## EXERCISE MATERIAL
━━━━━━━━━━━━━━━━━━━━

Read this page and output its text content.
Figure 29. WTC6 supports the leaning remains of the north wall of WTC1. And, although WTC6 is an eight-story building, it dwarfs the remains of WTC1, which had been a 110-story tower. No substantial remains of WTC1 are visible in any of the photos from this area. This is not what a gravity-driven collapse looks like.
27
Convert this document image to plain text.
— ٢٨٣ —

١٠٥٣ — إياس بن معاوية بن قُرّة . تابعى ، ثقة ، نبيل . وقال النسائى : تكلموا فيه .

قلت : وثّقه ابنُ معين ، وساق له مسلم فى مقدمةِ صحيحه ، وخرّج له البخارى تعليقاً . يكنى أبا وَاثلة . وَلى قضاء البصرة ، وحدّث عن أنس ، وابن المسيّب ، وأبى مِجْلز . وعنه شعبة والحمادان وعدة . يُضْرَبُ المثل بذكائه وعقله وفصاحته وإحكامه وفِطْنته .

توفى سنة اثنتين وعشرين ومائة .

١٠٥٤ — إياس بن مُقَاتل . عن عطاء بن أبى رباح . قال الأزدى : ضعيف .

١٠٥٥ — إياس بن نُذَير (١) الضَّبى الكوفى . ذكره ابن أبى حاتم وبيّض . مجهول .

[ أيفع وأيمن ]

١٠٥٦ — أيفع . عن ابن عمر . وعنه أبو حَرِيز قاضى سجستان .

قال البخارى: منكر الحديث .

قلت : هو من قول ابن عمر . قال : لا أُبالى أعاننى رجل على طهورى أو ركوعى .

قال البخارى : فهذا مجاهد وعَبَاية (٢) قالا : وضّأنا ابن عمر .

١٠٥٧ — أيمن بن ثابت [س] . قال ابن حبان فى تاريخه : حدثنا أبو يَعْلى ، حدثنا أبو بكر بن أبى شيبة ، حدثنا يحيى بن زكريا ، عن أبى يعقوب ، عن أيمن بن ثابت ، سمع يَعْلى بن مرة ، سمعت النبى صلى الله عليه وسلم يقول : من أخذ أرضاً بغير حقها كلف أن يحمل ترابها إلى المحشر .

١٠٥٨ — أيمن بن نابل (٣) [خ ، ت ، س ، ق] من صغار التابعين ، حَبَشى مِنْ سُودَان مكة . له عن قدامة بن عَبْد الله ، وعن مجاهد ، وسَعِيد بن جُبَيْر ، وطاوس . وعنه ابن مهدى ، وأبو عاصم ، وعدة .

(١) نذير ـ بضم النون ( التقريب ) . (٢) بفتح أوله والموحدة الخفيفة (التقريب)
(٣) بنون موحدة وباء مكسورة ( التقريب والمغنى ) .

━━━━━━━━━━━━━━━━━━━━

## EXERCISE REQUIREMENTS
Retype the records above exactly.

## OUTPUT OF THE EXERCISE
Read this page and output its text content.
Figure 29. WTC6 supports the leaning remains of the north wall of WTC1. And, although WTC6 is an eight-story building, it dwarfs the remains of WTC1, which had been a 110-story tower. No substantial remains of WTC1 are visible in any of the photos from this area. This is not what a gravity-driven collapse looks like.
27
Convert this document image to plain text.
— ٢٨٣ —

١٠٥٣ — إياس بن معاوية بن قُرّة . تابعى ، ثقة ، نبيل . وقال النسائى : تكلموا فيه .

قلت : وثّقه ابنُ معين ، وساق له مسلم فى مقدمةِ صحيحه ، وخرّج له البخارى تعليقاً . يكنى أبا وَاثلة . وَلى قضاء البصرة ، وحدّث عن أنس ، وابن المسيّب ، وأبى مِجْلز . وعنه شعبة والحمادان وعدة . يُضْرَبُ المثل بذكائه وعقله وفصاحته وإحكامه وفِطْنته .

توفى سنة اثنتين وعشرين ومائة .

١٠٥٤ — إياس بن مُقَاتل . عن عطاء بن أبى رباح . قال الأزدى : ضعيف .

١٠٥٥ — إياس بن نُذَير (١) الضَّبى الكوفى . ذكره ابن أبى حاتم وبيّض . مجهول .

[ أيفع وأيمن ]

١٠٥٦ — أيفع . عن ابن عمر . وعنه أبو حَرِيز قاضى سجستان .

قال البخارى: منكر الحديث .

قلت : هو من قول ابن عمر . قال : لا أُبالى أعاننى رجل على طهورى أو ركوعى .

قال البخارى : فهذا مجاهد وعَبَاية (٢) قالا : وضّأنا ابن عمر .

١٠٥٧ — أيمن بن ثابت [س] . قال ابن حبان فى تاريخه : حدثنا أبو يَعْلى ، حدثنا أبو بكر بن أبى شيبة ، حدثنا يحيى بن زكريا ، عن أبى يعقوب ، عن أيمن بن ثابت ، سمع يَعْلى بن مرة ، سمعت النبى صلى الله عليه وسلم يقول : من أخذ أرضاً بغير حقها كلف أن يحمل ترابها إلى المحشر .

١٠٥٨ — أيمن بن نابل (٣) [خ ، ت ، س ، ق] من صغار التابعين ، حَبَشى مِنْ سُودَان مكة . له عن قدامة بن عَبْد الله ، وعن مجاهد ، وسَعِيد بن جُبَيْر ، وطاوس . وعنه ابن مهدى ، وأبو عاصم ، وعدة .

(١) نذير ـ بضم النون ( التقريب ) . (٢) بفتح أوله والموحدة الخفيفة (التقريب)
(٣) بنون موحدة وباء مكسورة ( التقريب والمغنى ) .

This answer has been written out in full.